* _What is being asked_:
Count how many lines in the material below hold the word "чтобы"; the reply is that number alone.

* _Material supplied_:

————————

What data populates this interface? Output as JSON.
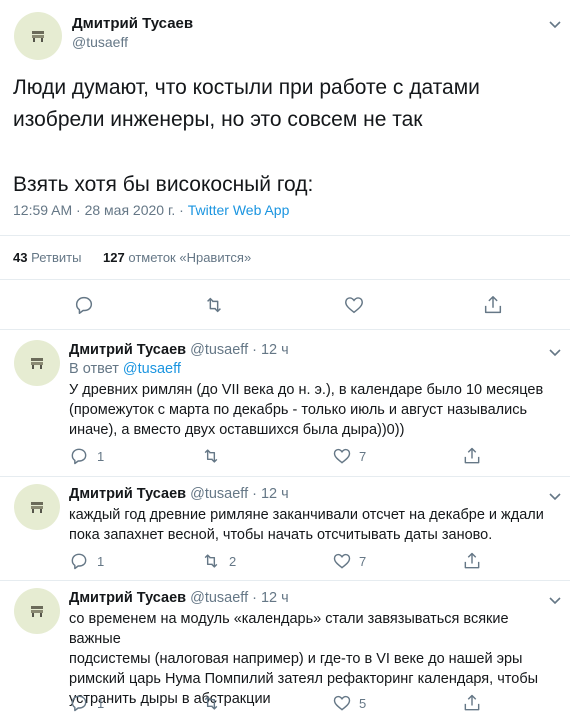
{
  "main_tweet": {
    "author_name": "Дмитрий Тусаев",
    "handle": "@tusaeff",
    "text_line1": "Люди думают, что костыли при работе с датами",
    "text_line2": "изобрели инженеры, но это совсем не так",
    "text_line3": "Взять хотя бы високосный год:",
    "timestamp": "12:59 AM · 28 мая 2020 г. ·",
    "source": "Twitter Web App",
    "retweets_count": "43",
    "retweets_label": "Ретвиты",
    "likes_count": "127",
    "likes_label": "отметок «Нравится»"
  },
  "replies": [
    {
      "author_name": "Дмитрий Тусаев",
      "handle_time": "@tusaeff · 12 ч",
      "reply_to_label": "В ответ",
      "reply_to_handle": "@tusaeff",
      "lines": [
        "У древних римлян (до VII века до н. э.), в календаре было 10 месяцев",
        "(промежуток с марта по декабрь - только июль и август назывались",
        "иначе), а вместо двух оставшихся была дыра))0))"
      ],
      "reply_count": "1",
      "retweet_count": "",
      "like_count": "7"
    },
    {
      "author_name": "Дмитрий Тусаев",
      "handle_time": "@tusaeff · 12 ч",
      "lines": [
        "каждый год древние римляне заканчивали отсчет на декабре и ждали",
        "пока запахнет весной, чтобы начать отсчитывать даты заново."
      ],
      "reply_count": "1",
      "retweet_count": "2",
      "like_count": "7"
    },
    {
      "author_name": "Дмитрий Тусаев",
      "handle_time": "@tusaeff · 12 ч",
      "lines": [
        "со временем на модуль «календарь» стали завязываться всякие важные",
        "подсистемы (налоговая например) и где-то в VI веке до нашей эры",
        "римский царь Нума Помпилий затеял рефакторинг календаря, чтобы",
        "устранить дыры в абстракции"
      ],
      "reply_count": "1",
      "retweet_count": "",
      "like_count": "5"
    }
  ],
  "icons": {
    "reply": "reply-icon",
    "retweet": "retweet-icon",
    "like": "like-icon",
    "share": "share-icon",
    "more": "chevron-down-icon"
  },
  "colors": {
    "link": "#1b95e0",
    "muted": "#657786",
    "text": "#14171a",
    "divider": "#e6ecf0"
  }
}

————————

* _Exercise output_:
2